### What you should do:
Return each line of the data below exactly, omitting any pictures.

•••••

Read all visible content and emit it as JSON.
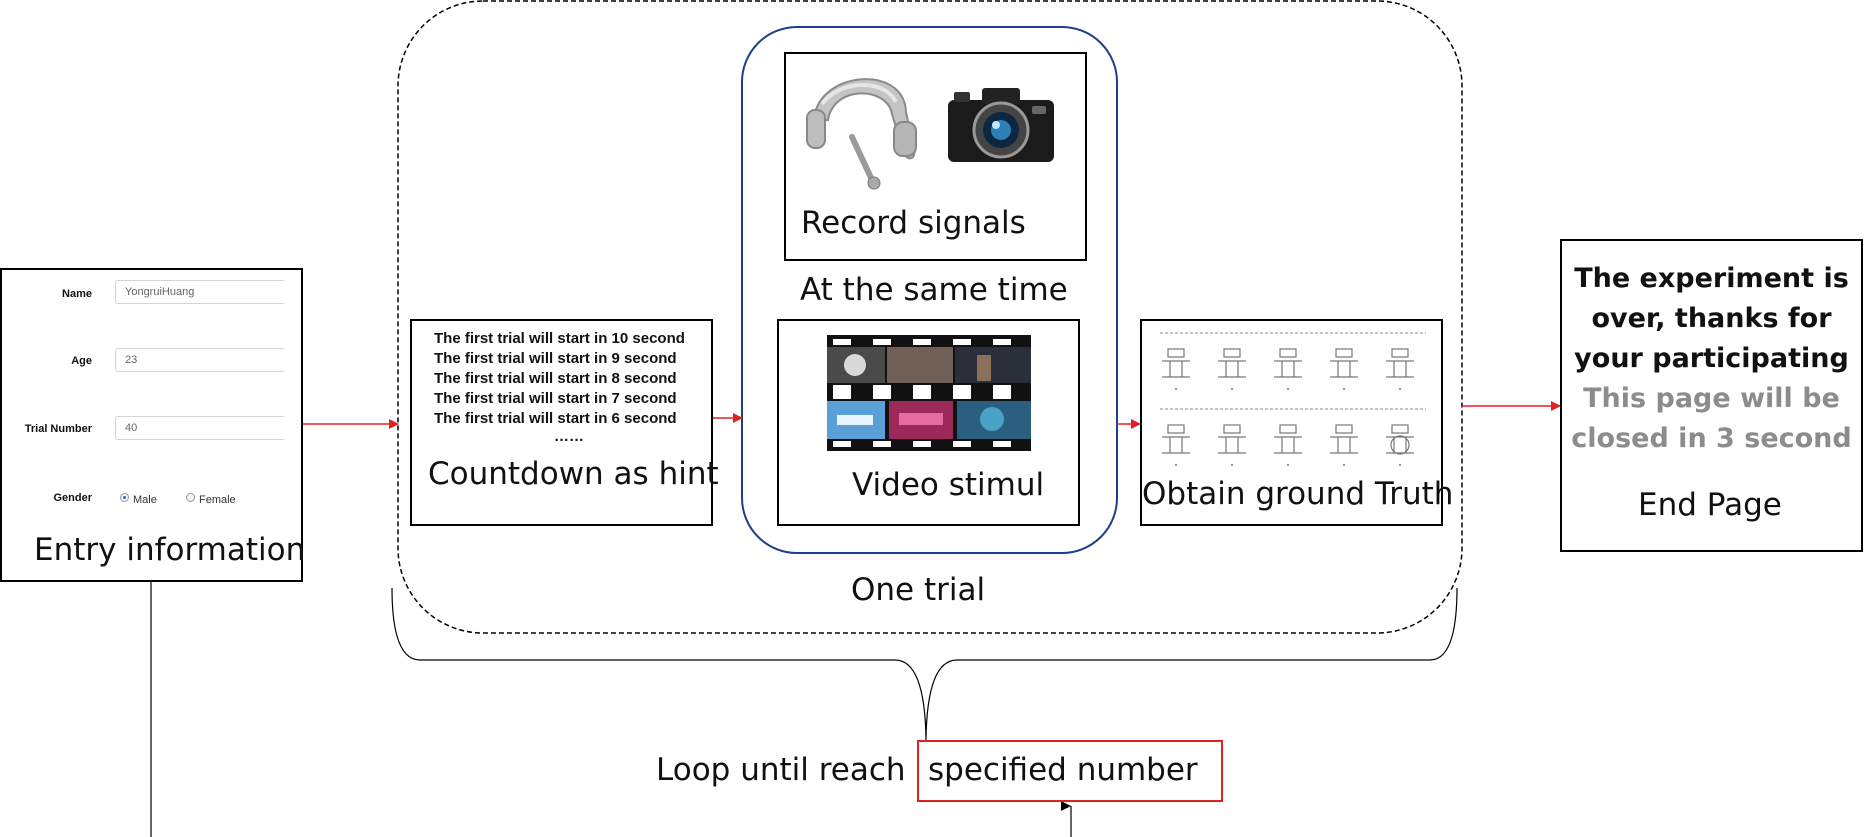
{
  "entry": {
    "fields": [
      {
        "label": "Name",
        "value": "YongruiHuang"
      },
      {
        "label": "Age",
        "value": "23"
      },
      {
        "label": "Trial Number",
        "value": "40"
      }
    ],
    "gender_label": "Gender",
    "gender_options": [
      "Male",
      "Female"
    ],
    "caption": "Entry information"
  },
  "countdown": {
    "lines": [
      "The first trial will start in 10 second",
      "The first trial will start in 9 second",
      "The first trial will start in 8 second",
      "The first trial will start in 7 second",
      "The first trial will start in 6 second"
    ],
    "ellipsis": "……",
    "caption": "Countdown as hint"
  },
  "record": {
    "caption": "Record signals",
    "icons": [
      "eeg-headset-icon",
      "camera-icon"
    ]
  },
  "same_time": "At the same time",
  "video": {
    "caption": "Video stimul"
  },
  "ground_truth": {
    "caption": "Obtain ground Truth"
  },
  "one_trial": "One trial",
  "end_page": {
    "line1": "The experiment is",
    "line2": "over, thanks for",
    "line3": "your participating",
    "line4": "This page will be",
    "line5": "closed in 3 second",
    "caption": "End Page"
  },
  "loop": {
    "prefix": "Loop until reach",
    "highlight": "specified number"
  },
  "colors": {
    "arrow_red": "#e32020",
    "trial_border": "#1f3e8c",
    "gray_text": "#8c8c8c",
    "highlight_border": "#e32020"
  }
}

•••••

### Problem solution:
Read all visible content and emit it as JSON.
{
  "entry": {
    "fields": [
      {
        "label": "Name",
        "value": "YongruiHuang"
      },
      {
        "label": "Age",
        "value": "23"
      },
      {
        "label": "Trial Number",
        "value": "40"
      }
    ],
    "gender_label": "Gender",
    "gender_options": [
      "Male",
      "Female"
    ],
    "caption": "Entry information"
  },
  "countdown": {
    "lines": [
      "The first trial will start in 10 second",
      "The first trial will start in 9 second",
      "The first trial will start in 8 second",
      "The first trial will start in 7 second",
      "The first trial will start in 6 second"
    ],
    "ellipsis": "……",
    "caption": "Countdown as hint"
  },
  "record": {
    "caption": "Record signals",
    "icons": [
      "eeg-headset-icon",
      "camera-icon"
    ]
  },
  "same_time": "At the same time",
  "video": {
    "caption": "Video stimul"
  },
  "ground_truth": {
    "caption": "Obtain ground Truth"
  },
  "one_trial": "One trial",
  "end_page": {
    "line1": "The experiment is",
    "line2": "over, thanks for",
    "line3": "your participating",
    "line4": "This page will be",
    "line5": "closed in 3 second",
    "caption": "End Page"
  },
  "loop": {
    "prefix": "Loop until reach",
    "highlight": "specified number"
  },
  "colors": {
    "arrow_red": "#e32020",
    "trial_border": "#1f3e8c",
    "gray_text": "#8c8c8c",
    "highlight_border": "#e32020"
  }
}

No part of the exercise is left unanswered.